[START OF Extracted entries]

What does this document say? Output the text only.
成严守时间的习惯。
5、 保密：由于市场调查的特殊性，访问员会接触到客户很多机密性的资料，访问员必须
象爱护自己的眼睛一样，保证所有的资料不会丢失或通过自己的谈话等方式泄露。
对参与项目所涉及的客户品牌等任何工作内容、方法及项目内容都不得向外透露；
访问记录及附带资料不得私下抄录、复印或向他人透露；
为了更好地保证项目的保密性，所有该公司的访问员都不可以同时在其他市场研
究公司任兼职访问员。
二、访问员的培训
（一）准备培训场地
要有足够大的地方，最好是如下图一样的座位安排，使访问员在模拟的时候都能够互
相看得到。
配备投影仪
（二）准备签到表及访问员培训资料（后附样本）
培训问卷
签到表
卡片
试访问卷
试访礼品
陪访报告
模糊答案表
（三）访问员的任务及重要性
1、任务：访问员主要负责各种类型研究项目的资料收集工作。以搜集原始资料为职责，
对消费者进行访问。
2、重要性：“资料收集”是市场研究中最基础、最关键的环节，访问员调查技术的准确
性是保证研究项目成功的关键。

[END OF Extracted entries]

Task details. Give the material above again, word for word.

Written answer.
What does this document say? Output the text only.
成严守时间的习惯。
5、 保密：由于市场调查的特殊性，访问员会接触到客户很多机密性的资料，访问员必须
象爱护自己的眼睛一样，保证所有的资料不会丢失或通过自己的谈话等方式泄露。
对参与项目所涉及的客户品牌等任何工作内容、方法及项目内容都不得向外透露；
访问记录及附带资料不得私下抄录、复印或向他人透露；
为了更好地保证项目的保密性，所有该公司的访问员都不可以同时在其他市场研
究公司任兼职访问员。
二、访问员的培训
（一）准备培训场地
要有足够大的地方，最好是如下图一样的座位安排，使访问员在模拟的时候都能够互
相看得到。
配备投影仪
（二）准备签到表及访问员培训资料（后附样本）
培训问卷
签到表
卡片
试访问卷
试访礼品
陪访报告
模糊答案表
（三）访问员的任务及重要性
1、任务：访问员主要负责各种类型研究项目的资料收集工作。以搜集原始资料为职责，
对消费者进行访问。
2、重要性：“资料收集”是市场研究中最基础、最关键的环节，访问员调查技术的准确
性是保证研究项目成功的关键。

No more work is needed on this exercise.